--- BEGIN ---

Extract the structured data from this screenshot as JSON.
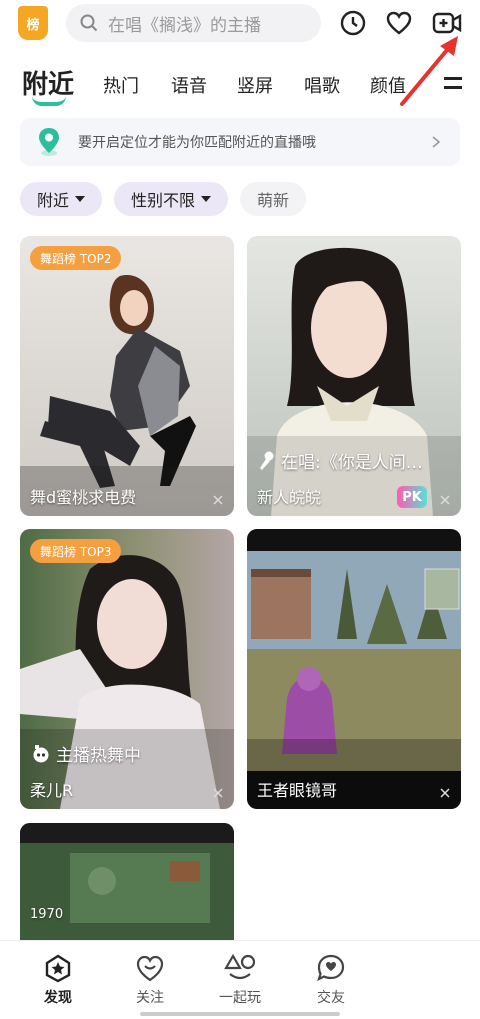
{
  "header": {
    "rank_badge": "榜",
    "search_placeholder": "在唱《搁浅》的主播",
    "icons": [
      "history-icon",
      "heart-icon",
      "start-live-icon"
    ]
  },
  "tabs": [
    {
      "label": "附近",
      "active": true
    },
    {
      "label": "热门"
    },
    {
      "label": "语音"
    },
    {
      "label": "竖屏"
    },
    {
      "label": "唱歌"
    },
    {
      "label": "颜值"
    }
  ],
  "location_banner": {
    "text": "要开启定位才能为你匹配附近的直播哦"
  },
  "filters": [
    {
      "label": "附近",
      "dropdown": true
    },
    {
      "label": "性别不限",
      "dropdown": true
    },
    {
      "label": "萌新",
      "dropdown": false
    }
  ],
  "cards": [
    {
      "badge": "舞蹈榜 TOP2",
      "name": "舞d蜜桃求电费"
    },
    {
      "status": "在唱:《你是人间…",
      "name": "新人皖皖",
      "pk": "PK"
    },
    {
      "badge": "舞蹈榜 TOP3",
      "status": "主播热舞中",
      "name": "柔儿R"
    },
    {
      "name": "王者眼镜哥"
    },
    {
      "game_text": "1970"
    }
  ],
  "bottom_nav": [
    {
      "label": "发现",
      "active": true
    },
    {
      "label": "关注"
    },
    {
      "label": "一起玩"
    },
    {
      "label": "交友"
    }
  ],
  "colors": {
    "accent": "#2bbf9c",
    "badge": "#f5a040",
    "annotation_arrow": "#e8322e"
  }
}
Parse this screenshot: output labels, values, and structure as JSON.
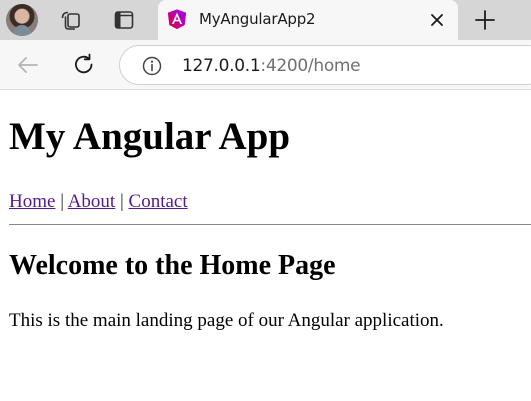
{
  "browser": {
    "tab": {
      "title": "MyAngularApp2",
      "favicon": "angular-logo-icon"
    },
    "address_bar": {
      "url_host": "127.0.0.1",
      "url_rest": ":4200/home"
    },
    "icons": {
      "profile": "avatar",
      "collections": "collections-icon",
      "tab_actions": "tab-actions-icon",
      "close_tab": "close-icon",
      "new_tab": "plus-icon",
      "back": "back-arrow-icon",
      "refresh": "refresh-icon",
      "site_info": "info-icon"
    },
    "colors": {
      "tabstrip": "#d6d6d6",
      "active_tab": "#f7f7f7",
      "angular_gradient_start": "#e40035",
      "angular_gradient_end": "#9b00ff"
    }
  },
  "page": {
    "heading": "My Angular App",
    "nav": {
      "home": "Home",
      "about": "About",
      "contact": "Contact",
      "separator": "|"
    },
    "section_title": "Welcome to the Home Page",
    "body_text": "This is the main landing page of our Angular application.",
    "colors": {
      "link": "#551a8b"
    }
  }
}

--- END ---

**Goal**.
Excluding pictures, copy exactly the lines from the line containing "Parse this screenshot: output" through the last line of the data, inclusive.

**The result**.
Parse this screenshot: output labels, values, and structure as JSON.
{
  "browser": {
    "tab": {
      "title": "MyAngularApp2",
      "favicon": "angular-logo-icon"
    },
    "address_bar": {
      "url_host": "127.0.0.1",
      "url_rest": ":4200/home"
    },
    "icons": {
      "profile": "avatar",
      "collections": "collections-icon",
      "tab_actions": "tab-actions-icon",
      "close_tab": "close-icon",
      "new_tab": "plus-icon",
      "back": "back-arrow-icon",
      "refresh": "refresh-icon",
      "site_info": "info-icon"
    },
    "colors": {
      "tabstrip": "#d6d6d6",
      "active_tab": "#f7f7f7",
      "angular_gradient_start": "#e40035",
      "angular_gradient_end": "#9b00ff"
    }
  },
  "page": {
    "heading": "My Angular App",
    "nav": {
      "home": "Home",
      "about": "About",
      "contact": "Contact",
      "separator": "|"
    },
    "section_title": "Welcome to the Home Page",
    "body_text": "This is the main landing page of our Angular application.",
    "colors": {
      "link": "#551a8b"
    }
  }
}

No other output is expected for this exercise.